===== Fragmento del documento

En 1803, Buckley huyó de su cautiverio cerca de la actual Melbourne y desapareció entre la maleza, donde se le dio por muerto. Sin embargo, contra todo pronóstico, no solo sobrevivió, sino que prosperó durante más de tres décadas, viviendo entre el pueblo Wathaurong y convirtiéndose en una figura legendaria.
Su historia ofrece una notable visión de los desafíos del exilio y de la riqueza de la cultura indígena australiana.
William Buckley nació alrededor de 1780 en Marton, cerca de Macclesfield, Cheshire, Inglaterra, hijo de un pequeño granjero. Fue criado por su abuelo materno, quien lo envió a la escuela y organizó su aprendizaje como albañil. Cuando Buckley cumplió 19 años, se unió a la Milicia de Cheshire y más tarde al 4º Regimiento.
Buckley era inusualmente alto para su época (1,96 m) y, debido a su altura, se le asignó el papel de hombre clave del regimiento. En 1799, fue enviado a los Países Bajos para luchar contra Napoleón, donde Buckley resultó gravemente herido en la mano derecha.
Tras su regreso a Inglaterra, Buckley fue acusado de robar un fardo de tela. Insistió en que una mujer simplemente le había pedido que llevara el fardo a la guarnición donde estaba estacionado su regimiento. A pesar de su defensa, Buckley fue declarado culpable y condenado a deportación de por vida a Nueva Gales del Sur.

==========
===== Material

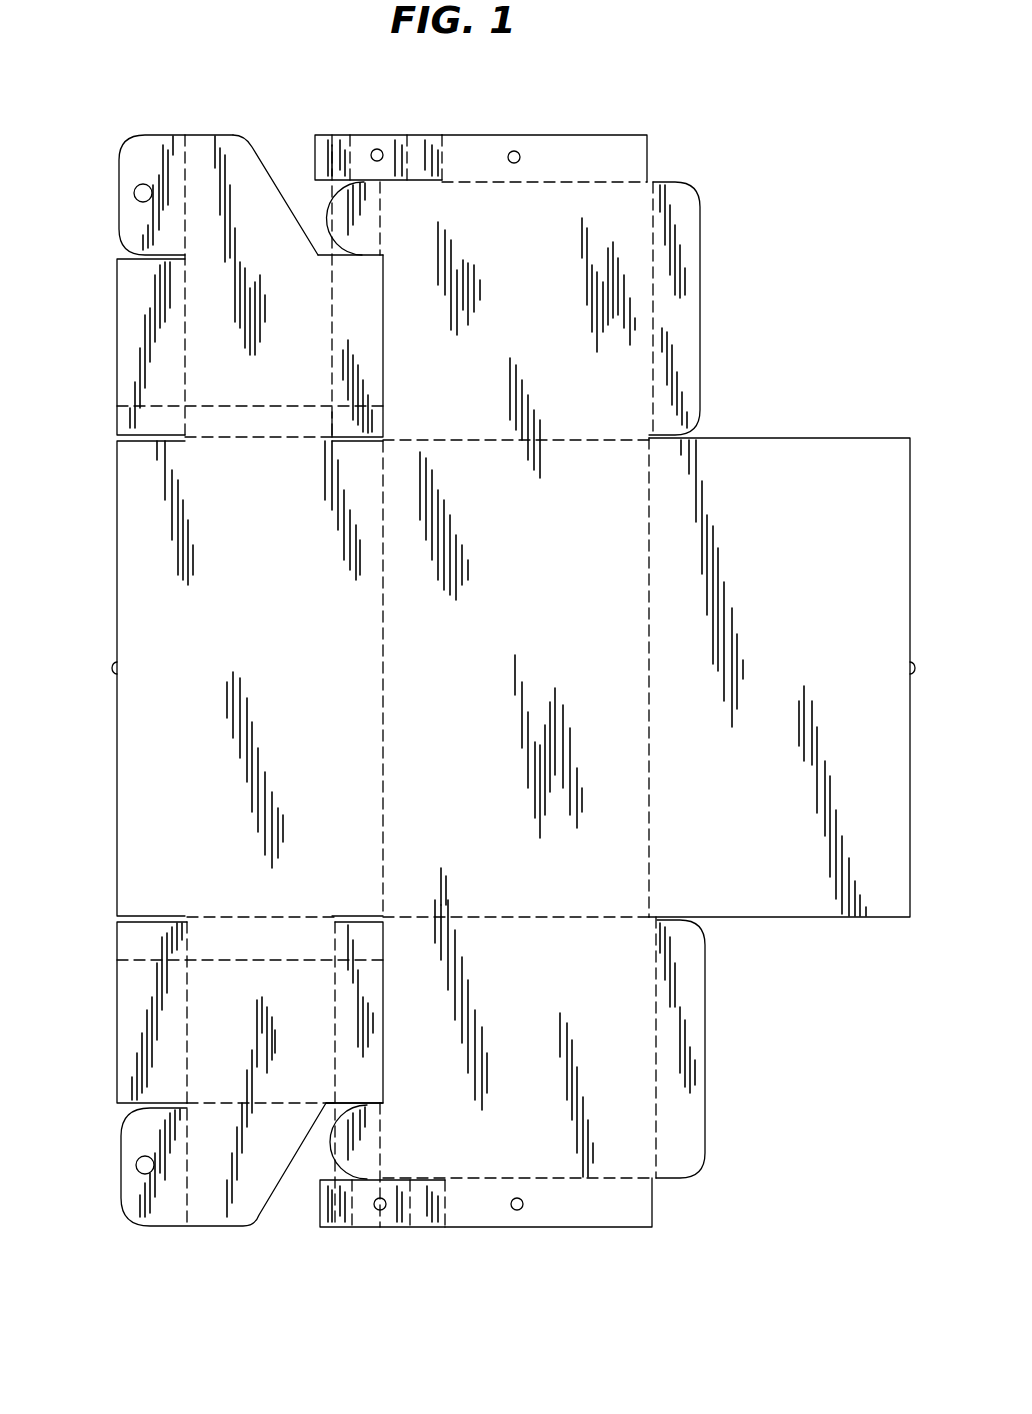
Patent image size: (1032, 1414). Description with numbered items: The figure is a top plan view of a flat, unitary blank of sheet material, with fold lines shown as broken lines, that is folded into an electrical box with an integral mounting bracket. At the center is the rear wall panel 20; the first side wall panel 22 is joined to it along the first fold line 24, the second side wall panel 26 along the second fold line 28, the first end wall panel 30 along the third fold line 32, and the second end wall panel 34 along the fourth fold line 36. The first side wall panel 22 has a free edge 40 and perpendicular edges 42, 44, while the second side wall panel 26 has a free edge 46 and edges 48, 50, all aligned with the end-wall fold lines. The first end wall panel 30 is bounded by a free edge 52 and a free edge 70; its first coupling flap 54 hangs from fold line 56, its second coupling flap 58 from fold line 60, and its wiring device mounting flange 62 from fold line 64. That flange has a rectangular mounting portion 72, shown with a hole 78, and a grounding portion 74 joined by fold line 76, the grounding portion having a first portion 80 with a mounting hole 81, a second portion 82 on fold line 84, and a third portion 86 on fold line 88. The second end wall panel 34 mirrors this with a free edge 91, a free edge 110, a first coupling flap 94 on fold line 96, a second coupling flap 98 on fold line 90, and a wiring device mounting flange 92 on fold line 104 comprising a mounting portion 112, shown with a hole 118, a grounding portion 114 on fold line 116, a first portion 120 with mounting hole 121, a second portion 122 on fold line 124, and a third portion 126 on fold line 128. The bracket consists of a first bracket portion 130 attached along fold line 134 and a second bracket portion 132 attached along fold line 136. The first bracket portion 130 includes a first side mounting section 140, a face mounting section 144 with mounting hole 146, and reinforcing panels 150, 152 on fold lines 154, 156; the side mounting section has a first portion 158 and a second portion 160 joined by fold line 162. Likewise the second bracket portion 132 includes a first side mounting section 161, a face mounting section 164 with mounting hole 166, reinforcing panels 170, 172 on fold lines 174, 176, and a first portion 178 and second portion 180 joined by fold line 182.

==========

§ **Requisitos de la tarea**
Retoma el fragmento sobre William Buckley justo después de su última oración y continúa la narración.

§ **Respuesta**
Buckley llegó a la bahía Sullivan, en el sur de Victoria, cerca de lo que hoy es Melbourne, en 1803 a bordo del HMS Calcutta. El grupo, que incluía a convictos de otro barco, tenía la misión de establecer una colonia bajo el liderazgo del teniente coronel David Collins. Sin embargo, los colonos descubrieron que la tierra era pobre y había poca agua potable. La falta de madera también dificultó la construcción de viviendas para el asentamiento. Además, la traicionera entrada a la bahía hacía que el lugar no fuera adecuado para la caza de ballenas, y con pocos marines estacionados allí, el asentamiento era vulnerable a ataques.
Imagen derecha: Retrato de William Buckley, realizado un siglo después de su muerte.
Se tomó la decisión de abandonar el lugar y reasentarse en el asentamiento ya establecido en Van Diemens Land (hoy Tasmania). Insatisfecho con su condición de prisionero de la Corona, Buckley decidió escapar y, si era posible, encontrar el camino por tierra hasta Port Jackson (hoy Sydney).
Buckley y un pequeño grupo de compañeros prisioneros reunieron en secreto alimentos, equipo y un arma que les habían permitido usar para cazar y, en una tormentosa noche de verano de diciembre de 1803, lograron escapar.
En total, seis hombres lograron escapar, pero dos fueron capturados rápidamente y otro se entregó unas semanas después. Los tres hombres restantes subsistieron con raciones de comida que trajeron consigo, complementadas con berberechos y mejillones que encontraron en la playa. Viajaron a lo largo de la costa de la bahía de Port Phillip hasta lo que hoy es Melbourne y luego cruzaron las llanuras hasta las colinas de Yawong.
Finalmente, se agotaron sus reservas de alimentos y los hombres se dieron cuenta de que tendrían que regresar a la bahía para encontrar sustento. Volvieron sobre sus pasos hacia el lado occidental de la bahía y llegaron a lo que hoy es Corio, Victoria y luego a la isla Swan. En el camino evitaron las chozas indígenas por temor a ser capturados o, peor aún, a ser víctimas de caníbales, como sus prejuicios europeos les hicieron creer.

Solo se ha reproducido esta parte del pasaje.